(Part of a data file)
○ ○ ○ ○ ○ ○ ○

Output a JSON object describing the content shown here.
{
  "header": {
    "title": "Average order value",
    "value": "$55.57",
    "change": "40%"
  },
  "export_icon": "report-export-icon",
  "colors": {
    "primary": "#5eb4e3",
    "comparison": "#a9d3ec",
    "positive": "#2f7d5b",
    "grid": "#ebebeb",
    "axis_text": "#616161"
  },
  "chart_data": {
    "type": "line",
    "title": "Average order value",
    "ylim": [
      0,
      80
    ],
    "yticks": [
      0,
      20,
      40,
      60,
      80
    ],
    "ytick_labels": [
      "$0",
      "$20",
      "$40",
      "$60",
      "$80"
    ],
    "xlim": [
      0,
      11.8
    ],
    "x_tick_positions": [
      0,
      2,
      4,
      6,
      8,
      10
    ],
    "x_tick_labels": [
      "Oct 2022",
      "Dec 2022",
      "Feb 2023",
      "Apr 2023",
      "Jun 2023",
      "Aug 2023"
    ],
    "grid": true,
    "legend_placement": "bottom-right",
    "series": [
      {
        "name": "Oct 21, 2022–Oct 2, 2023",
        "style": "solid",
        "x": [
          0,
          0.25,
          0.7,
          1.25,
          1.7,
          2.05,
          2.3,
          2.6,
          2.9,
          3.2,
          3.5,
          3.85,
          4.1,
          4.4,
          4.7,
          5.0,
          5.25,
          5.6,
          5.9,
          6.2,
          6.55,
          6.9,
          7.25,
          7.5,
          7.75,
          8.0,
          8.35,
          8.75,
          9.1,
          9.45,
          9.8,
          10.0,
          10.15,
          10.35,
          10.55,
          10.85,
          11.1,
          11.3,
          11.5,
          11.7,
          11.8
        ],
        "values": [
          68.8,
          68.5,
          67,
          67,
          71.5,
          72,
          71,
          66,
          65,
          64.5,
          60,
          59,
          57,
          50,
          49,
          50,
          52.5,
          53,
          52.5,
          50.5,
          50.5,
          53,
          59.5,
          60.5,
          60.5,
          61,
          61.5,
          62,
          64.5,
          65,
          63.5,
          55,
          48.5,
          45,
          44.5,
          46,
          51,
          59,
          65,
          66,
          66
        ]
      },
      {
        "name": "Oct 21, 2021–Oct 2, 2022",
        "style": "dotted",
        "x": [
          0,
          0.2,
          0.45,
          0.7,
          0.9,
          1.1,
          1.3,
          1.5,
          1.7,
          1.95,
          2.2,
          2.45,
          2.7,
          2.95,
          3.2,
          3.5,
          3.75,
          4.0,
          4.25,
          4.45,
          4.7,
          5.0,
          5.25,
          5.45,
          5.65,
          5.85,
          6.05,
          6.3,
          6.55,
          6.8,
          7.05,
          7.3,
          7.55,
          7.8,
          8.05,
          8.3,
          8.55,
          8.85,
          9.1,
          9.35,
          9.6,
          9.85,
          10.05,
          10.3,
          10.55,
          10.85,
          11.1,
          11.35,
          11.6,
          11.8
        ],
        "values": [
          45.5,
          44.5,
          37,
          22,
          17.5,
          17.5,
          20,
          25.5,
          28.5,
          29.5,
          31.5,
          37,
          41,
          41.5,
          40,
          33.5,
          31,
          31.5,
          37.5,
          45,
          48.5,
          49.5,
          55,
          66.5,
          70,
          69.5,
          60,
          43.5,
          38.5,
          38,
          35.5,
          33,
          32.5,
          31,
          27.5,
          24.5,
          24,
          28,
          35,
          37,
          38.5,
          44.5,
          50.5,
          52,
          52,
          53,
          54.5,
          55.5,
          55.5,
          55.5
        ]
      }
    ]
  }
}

○ ○ ○ ○ ○ ○ ○

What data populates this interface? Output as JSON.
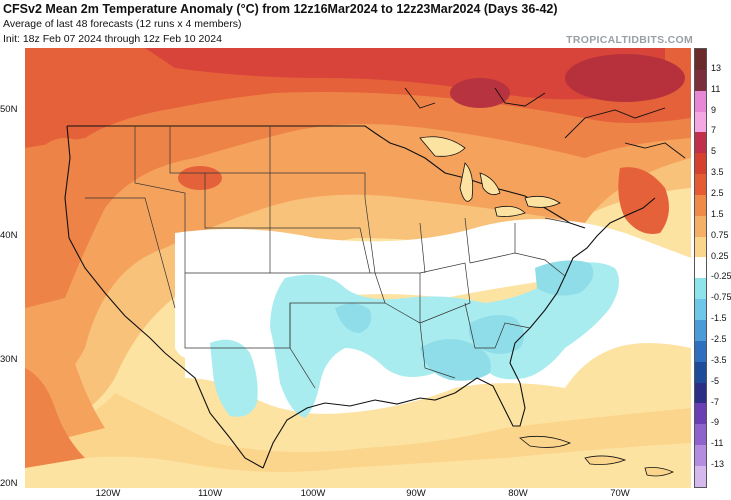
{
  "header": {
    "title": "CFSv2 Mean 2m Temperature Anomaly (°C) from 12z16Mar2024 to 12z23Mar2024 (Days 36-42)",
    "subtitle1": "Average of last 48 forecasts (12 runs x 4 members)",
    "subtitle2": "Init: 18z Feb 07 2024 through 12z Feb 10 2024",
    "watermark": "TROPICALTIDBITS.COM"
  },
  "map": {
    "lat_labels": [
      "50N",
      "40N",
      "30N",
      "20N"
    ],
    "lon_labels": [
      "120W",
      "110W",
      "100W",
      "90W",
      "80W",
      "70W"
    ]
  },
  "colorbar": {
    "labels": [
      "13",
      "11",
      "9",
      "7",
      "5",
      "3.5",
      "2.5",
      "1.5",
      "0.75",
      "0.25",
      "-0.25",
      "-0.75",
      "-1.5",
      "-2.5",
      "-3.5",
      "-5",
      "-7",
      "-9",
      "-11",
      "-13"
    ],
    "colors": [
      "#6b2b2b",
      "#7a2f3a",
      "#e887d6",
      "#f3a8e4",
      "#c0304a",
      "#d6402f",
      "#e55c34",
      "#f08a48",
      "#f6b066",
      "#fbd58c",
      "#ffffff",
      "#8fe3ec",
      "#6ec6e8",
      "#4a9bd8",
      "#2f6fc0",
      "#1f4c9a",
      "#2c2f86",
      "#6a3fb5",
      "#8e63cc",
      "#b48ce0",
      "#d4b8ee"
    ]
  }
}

○ ○ ○ ○ ○ ○ ○

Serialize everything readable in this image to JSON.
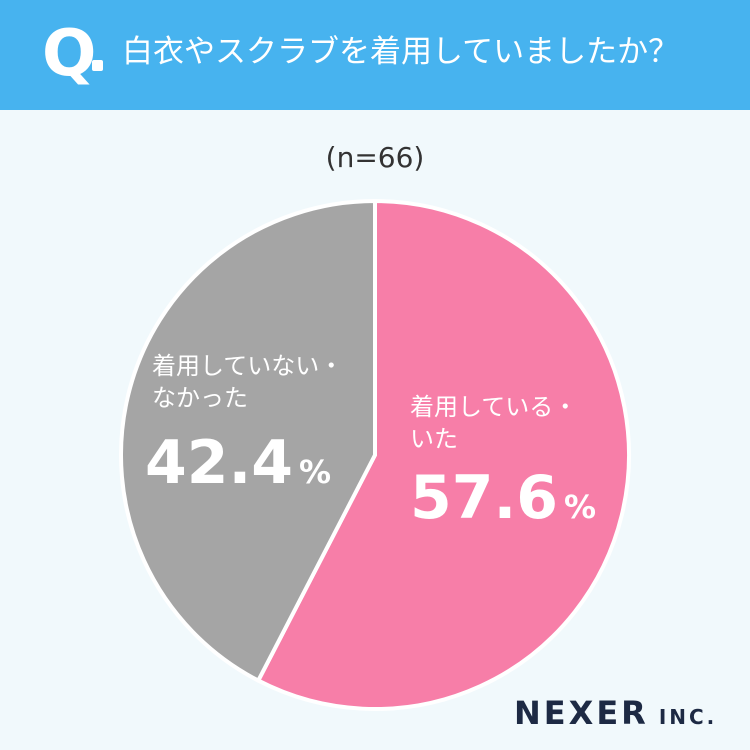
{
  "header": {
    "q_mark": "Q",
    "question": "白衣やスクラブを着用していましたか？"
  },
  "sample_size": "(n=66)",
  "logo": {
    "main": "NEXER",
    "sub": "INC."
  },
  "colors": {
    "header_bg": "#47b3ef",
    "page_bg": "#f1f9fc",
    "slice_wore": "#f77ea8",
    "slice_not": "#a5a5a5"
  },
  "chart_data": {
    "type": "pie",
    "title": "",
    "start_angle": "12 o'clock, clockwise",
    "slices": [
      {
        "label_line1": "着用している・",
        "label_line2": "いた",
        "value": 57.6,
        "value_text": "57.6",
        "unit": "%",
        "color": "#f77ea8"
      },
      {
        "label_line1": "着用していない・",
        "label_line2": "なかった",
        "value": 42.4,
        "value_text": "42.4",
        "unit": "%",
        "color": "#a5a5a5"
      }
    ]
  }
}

○ ○ ○ ○ ○ ○ ○

> **What to produce**: Find the word "JSON" in the entries above and gather every line that holds it.

> **Solution**:
Output a JSON object describing the content shown here.
What data populates this interface? Output as JSON.
Serialize everything readable in this image to JSON.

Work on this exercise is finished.